[Do this] Please convert everything from the start of the rows below down to the line containing "372, 699, 392]", both ends included, into a Markdown table with the columns No. and Line, leaving out blank lines.

[Element region listings]
==*==
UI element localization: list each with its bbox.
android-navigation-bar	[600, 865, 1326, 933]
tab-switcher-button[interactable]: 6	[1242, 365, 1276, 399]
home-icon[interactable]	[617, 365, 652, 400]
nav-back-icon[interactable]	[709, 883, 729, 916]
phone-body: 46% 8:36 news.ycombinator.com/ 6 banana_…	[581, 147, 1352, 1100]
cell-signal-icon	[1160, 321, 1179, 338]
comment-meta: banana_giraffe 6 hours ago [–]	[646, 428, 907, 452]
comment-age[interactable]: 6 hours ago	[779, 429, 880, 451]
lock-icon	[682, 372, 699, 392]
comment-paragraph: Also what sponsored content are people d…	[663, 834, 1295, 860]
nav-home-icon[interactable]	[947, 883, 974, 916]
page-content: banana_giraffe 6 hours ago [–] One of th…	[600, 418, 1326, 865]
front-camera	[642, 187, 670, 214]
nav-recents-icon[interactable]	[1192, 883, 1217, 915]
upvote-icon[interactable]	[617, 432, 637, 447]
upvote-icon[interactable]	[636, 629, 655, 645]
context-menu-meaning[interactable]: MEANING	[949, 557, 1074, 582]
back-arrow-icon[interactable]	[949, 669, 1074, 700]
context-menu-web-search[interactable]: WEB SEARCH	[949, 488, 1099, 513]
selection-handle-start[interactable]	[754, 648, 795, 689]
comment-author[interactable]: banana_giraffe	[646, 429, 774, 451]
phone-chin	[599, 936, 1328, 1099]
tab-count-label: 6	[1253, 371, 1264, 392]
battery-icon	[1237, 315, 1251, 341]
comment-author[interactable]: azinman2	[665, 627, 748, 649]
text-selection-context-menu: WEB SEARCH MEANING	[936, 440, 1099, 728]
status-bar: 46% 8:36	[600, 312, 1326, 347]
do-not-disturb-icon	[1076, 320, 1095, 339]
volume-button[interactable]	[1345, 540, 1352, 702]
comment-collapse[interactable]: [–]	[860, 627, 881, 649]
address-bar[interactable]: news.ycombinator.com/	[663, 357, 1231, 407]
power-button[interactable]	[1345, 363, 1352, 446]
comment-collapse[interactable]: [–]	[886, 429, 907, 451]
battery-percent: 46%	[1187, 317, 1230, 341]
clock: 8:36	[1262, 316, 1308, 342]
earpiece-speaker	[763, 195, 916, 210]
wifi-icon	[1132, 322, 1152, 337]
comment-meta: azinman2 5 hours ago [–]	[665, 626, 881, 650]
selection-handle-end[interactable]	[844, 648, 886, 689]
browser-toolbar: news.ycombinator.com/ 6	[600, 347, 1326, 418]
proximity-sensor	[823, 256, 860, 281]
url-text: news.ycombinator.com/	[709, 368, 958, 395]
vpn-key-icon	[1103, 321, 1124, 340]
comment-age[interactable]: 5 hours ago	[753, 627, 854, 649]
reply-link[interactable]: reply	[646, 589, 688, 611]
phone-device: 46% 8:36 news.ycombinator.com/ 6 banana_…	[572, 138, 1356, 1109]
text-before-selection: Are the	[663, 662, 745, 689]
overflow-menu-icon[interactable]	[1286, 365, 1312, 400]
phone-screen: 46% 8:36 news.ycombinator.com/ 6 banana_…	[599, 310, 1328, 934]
==*==
[Result]
| No. | Line |
|---|---|
| 1 | UI element localization: list each with its bbox. |
| 2 | android-navigation-bar	[600, 865, 1326, 933] |
| 3 | tab-switcher-button[interactable]: 6	[1242, 365, 1276, 399] |
| 4 | home-icon[interactable]	[617, 365, 652, 400] |
| 5 | nav-back-icon[interactable]	[709, 883, 729, 916] |
| 6 | phone-body: 46% 8:36 news.ycombinator.com/ 6 banana_…	[581, 147, 1352, 1100] |
| 7 | cell-signal-icon	[1160, 321, 1179, 338] |
| 8 | comment-meta: banana_giraffe 6 hours ago [–]	[646, 428, 907, 452] |
| 9 | comment-age[interactable]: 6 hours ago	[779, 429, 880, 451] |
| 10 | lock-icon	[682, 372, 699, 392] |